In the listing below, pick out lines with "label".

■ ■ ■ ■ ■

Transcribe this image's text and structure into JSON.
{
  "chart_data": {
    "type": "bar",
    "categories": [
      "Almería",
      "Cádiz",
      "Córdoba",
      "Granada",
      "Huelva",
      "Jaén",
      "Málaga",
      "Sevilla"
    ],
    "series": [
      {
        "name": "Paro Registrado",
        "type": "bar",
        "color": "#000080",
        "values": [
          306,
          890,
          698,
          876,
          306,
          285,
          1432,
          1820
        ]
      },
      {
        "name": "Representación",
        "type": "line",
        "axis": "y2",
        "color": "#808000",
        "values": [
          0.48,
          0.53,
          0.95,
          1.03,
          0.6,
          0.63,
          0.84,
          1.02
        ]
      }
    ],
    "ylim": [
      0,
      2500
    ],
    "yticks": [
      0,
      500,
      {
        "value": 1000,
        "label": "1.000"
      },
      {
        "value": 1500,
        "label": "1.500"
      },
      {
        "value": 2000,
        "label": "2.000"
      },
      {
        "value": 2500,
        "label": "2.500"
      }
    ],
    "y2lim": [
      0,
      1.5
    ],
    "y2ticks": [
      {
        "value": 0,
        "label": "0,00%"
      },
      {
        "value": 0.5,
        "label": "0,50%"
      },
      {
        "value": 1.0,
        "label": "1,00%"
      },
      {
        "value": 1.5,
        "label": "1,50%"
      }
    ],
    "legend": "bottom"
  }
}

■ ■ ■ ■ ■

Correct answer:
        "label": "1.000"
        "label": "1.500"
        "label": "2.000"
        "label": "2.500"
        "label": "0,00%"
        "label": "0,50%"
        "label": "1,00%"
        "label": "1,50%"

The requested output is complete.